What is required:
Write every record out again exactly, and keep images out of it.

......

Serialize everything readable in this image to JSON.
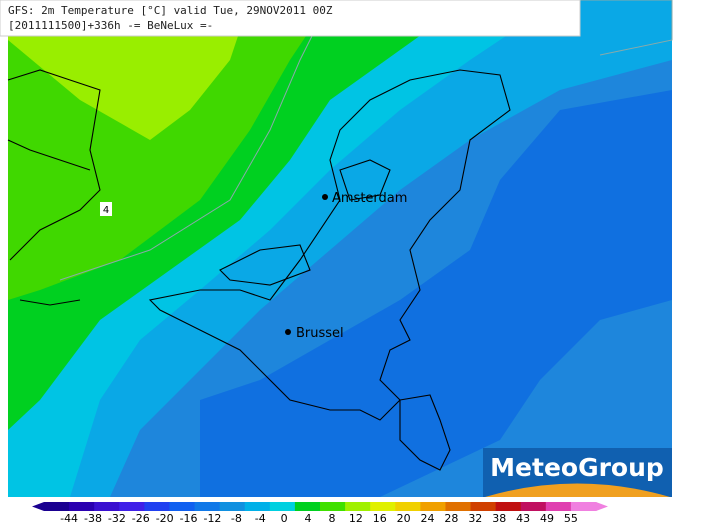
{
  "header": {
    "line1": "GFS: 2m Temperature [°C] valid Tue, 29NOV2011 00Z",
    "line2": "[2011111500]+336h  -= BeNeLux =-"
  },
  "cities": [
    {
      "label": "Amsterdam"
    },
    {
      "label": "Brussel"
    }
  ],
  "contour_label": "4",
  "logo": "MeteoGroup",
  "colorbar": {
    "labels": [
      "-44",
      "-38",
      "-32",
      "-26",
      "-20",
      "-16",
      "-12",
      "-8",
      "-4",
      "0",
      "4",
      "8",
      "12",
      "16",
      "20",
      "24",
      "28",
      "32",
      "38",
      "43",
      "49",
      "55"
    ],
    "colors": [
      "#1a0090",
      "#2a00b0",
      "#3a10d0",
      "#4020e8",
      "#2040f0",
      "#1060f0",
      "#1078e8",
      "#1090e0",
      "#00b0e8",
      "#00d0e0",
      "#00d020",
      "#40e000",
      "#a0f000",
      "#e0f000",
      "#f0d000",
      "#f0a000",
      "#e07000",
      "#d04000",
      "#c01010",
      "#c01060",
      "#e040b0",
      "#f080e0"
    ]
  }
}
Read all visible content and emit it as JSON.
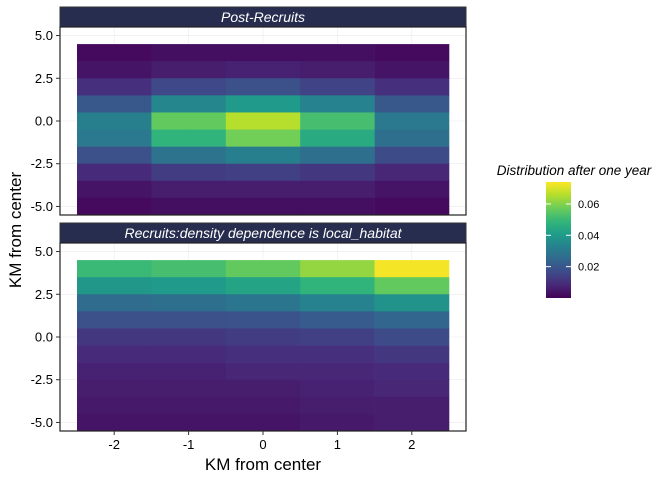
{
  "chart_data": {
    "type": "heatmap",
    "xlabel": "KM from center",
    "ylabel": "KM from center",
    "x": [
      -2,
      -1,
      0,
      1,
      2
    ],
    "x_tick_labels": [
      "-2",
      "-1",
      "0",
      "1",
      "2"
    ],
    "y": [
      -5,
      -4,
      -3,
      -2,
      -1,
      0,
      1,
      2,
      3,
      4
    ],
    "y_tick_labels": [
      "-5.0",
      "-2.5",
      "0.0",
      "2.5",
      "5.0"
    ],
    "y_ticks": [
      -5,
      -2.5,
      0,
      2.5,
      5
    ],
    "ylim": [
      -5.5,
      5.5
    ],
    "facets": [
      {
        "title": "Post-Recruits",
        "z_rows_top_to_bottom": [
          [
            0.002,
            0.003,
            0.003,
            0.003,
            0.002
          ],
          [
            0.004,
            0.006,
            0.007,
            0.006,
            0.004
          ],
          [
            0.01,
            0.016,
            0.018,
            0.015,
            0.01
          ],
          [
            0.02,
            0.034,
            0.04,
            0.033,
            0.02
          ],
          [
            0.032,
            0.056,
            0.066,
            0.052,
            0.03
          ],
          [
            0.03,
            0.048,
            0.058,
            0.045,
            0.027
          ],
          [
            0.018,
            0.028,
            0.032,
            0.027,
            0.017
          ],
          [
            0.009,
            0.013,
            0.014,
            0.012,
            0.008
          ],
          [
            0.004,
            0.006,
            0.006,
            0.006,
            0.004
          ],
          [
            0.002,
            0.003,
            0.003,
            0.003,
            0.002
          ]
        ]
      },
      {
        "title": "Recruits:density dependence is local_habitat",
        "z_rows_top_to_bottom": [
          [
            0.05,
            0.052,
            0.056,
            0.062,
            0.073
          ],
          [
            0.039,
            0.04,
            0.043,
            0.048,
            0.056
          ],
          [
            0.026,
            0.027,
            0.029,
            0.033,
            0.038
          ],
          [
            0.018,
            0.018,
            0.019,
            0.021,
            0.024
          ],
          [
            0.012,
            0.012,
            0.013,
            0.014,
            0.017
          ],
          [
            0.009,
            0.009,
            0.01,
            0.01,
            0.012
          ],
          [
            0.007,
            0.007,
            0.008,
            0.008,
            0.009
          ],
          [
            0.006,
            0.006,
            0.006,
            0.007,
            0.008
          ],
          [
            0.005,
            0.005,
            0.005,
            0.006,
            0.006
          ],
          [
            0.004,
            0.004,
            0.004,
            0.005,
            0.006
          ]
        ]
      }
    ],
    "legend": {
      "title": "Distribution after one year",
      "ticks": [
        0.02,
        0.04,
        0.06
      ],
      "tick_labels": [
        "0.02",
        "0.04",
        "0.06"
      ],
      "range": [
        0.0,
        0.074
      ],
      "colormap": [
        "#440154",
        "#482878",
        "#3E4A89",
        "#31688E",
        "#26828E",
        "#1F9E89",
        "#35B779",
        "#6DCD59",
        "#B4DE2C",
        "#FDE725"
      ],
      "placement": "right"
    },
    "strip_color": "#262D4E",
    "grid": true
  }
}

......

Response to this task:
Serialize everything readable in this image to JSON.
{
  "header": {
    "line1": "GFS: 2m Temperature [°C] valid Tue, 29NOV2011 00Z",
    "line2": "[2011111500]+336h  -= BeNeLux =-"
  },
  "cities": [
    {
      "label": "Amsterdam"
    },
    {
      "label": "Brussel"
    }
  ],
  "contour_label": "4",
  "logo": "MeteoGroup",
  "colorbar": {
    "labels": [
      "-44",
      "-38",
      "-32",
      "-26",
      "-20",
      "-16",
      "-12",
      "-8",
      "-4",
      "0",
      "4",
      "8",
      "12",
      "16",
      "20",
      "24",
      "28",
      "32",
      "38",
      "43",
      "49",
      "55"
    ],
    "colors": [
      "#1a0090",
      "#2a00b0",
      "#3a10d0",
      "#4020e8",
      "#2040f0",
      "#1060f0",
      "#1078e8",
      "#1090e0",
      "#00b0e8",
      "#00d0e0",
      "#00d020",
      "#40e000",
      "#a0f000",
      "#e0f000",
      "#f0d000",
      "#f0a000",
      "#e07000",
      "#d04000",
      "#c01010",
      "#c01060",
      "#e040b0",
      "#f080e0"
    ]
  }
}
Read all visible content and emit it as JSON.
{
  "chart_data": {
    "type": "heatmap",
    "xlabel": "KM from center",
    "ylabel": "KM from center",
    "x": [
      -2,
      -1,
      0,
      1,
      2
    ],
    "x_tick_labels": [
      "-2",
      "-1",
      "0",
      "1",
      "2"
    ],
    "y": [
      -5,
      -4,
      -3,
      -2,
      -1,
      0,
      1,
      2,
      3,
      4
    ],
    "y_tick_labels": [
      "-5.0",
      "-2.5",
      "0.0",
      "2.5",
      "5.0"
    ],
    "y_ticks": [
      -5,
      -2.5,
      0,
      2.5,
      5
    ],
    "ylim": [
      -5.5,
      5.5
    ],
    "facets": [
      {
        "title": "Post-Recruits",
        "z_rows_top_to_bottom": [
          [
            0.002,
            0.003,
            0.003,
            0.003,
            0.002
          ],
          [
            0.004,
            0.006,
            0.007,
            0.006,
            0.004
          ],
          [
            0.01,
            0.016,
            0.018,
            0.015,
            0.01
          ],
          [
            0.02,
            0.034,
            0.04,
            0.033,
            0.02
          ],
          [
            0.032,
            0.056,
            0.066,
            0.052,
            0.03
          ],
          [
            0.03,
            0.048,
            0.058,
            0.045,
            0.027
          ],
          [
            0.018,
            0.028,
            0.032,
            0.027,
            0.017
          ],
          [
            0.009,
            0.013,
            0.014,
            0.012,
            0.008
          ],
          [
            0.004,
            0.006,
            0.006,
            0.006,
            0.004
          ],
          [
            0.002,
            0.003,
            0.003,
            0.003,
            0.002
          ]
        ]
      },
      {
        "title": "Recruits:density dependence is local_habitat",
        "z_rows_top_to_bottom": [
          [
            0.05,
            0.052,
            0.056,
            0.062,
            0.073
          ],
          [
            0.039,
            0.04,
            0.043,
            0.048,
            0.056
          ],
          [
            0.026,
            0.027,
            0.029,
            0.033,
            0.038
          ],
          [
            0.018,
            0.018,
            0.019,
            0.021,
            0.024
          ],
          [
            0.012,
            0.012,
            0.013,
            0.014,
            0.017
          ],
          [
            0.009,
            0.009,
            0.01,
            0.01,
            0.012
          ],
          [
            0.007,
            0.007,
            0.008,
            0.008,
            0.009
          ],
          [
            0.006,
            0.006,
            0.006,
            0.007,
            0.008
          ],
          [
            0.005,
            0.005,
            0.005,
            0.006,
            0.006
          ],
          [
            0.004,
            0.004,
            0.004,
            0.005,
            0.006
          ]
        ]
      }
    ],
    "legend": {
      "title": "Distribution after one year",
      "ticks": [
        0.02,
        0.04,
        0.06
      ],
      "tick_labels": [
        "0.02",
        "0.04",
        "0.06"
      ],
      "range": [
        0.0,
        0.074
      ],
      "colormap": [
        "#440154",
        "#482878",
        "#3E4A89",
        "#31688E",
        "#26828E",
        "#1F9E89",
        "#35B779",
        "#6DCD59",
        "#B4DE2C",
        "#FDE725"
      ],
      "placement": "right"
    },
    "strip_color": "#262D4E",
    "grid": true
  }
}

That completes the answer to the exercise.